>> begin RECORDED INFORMATION

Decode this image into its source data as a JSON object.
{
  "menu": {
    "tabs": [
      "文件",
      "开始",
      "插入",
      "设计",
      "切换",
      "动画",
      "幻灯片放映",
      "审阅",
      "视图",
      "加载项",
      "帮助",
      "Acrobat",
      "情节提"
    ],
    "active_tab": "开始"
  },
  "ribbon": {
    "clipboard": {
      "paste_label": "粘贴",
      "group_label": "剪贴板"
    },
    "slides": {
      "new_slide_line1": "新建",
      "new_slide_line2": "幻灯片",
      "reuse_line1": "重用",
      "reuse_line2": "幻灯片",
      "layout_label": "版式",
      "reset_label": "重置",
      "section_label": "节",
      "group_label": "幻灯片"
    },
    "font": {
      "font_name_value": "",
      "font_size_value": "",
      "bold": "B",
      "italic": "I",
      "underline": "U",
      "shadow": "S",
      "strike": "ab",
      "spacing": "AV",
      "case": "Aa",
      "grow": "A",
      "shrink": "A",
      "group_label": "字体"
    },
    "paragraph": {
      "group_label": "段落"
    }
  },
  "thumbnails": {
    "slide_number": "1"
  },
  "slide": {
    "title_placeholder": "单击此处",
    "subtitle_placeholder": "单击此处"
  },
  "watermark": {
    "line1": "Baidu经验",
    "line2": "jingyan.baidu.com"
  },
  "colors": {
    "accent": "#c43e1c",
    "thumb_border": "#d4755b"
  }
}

>> end RECORDED INFORMATION

◆ SET EXERCISE
Extract, word for word, each line of the listing above.

◆ THE RESULT
Decode this image into its source data as a JSON object.
{
  "menu": {
    "tabs": [
      "文件",
      "开始",
      "插入",
      "设计",
      "切换",
      "动画",
      "幻灯片放映",
      "审阅",
      "视图",
      "加载项",
      "帮助",
      "Acrobat",
      "情节提"
    ],
    "active_tab": "开始"
  },
  "ribbon": {
    "clipboard": {
      "paste_label": "粘贴",
      "group_label": "剪贴板"
    },
    "slides": {
      "new_slide_line1": "新建",
      "new_slide_line2": "幻灯片",
      "reuse_line1": "重用",
      "reuse_line2": "幻灯片",
      "layout_label": "版式",
      "reset_label": "重置",
      "section_label": "节",
      "group_label": "幻灯片"
    },
    "font": {
      "font_name_value": "",
      "font_size_value": "",
      "bold": "B",
      "italic": "I",
      "underline": "U",
      "shadow": "S",
      "strike": "ab",
      "spacing": "AV",
      "case": "Aa",
      "grow": "A",
      "shrink": "A",
      "group_label": "字体"
    },
    "paragraph": {
      "group_label": "段落"
    }
  },
  "thumbnails": {
    "slide_number": "1"
  },
  "slide": {
    "title_placeholder": "单击此处",
    "subtitle_placeholder": "单击此处"
  },
  "watermark": {
    "line1": "Baidu经验",
    "line2": "jingyan.baidu.com"
  },
  "colors": {
    "accent": "#c43e1c",
    "thumb_border": "#d4755b"
  }
}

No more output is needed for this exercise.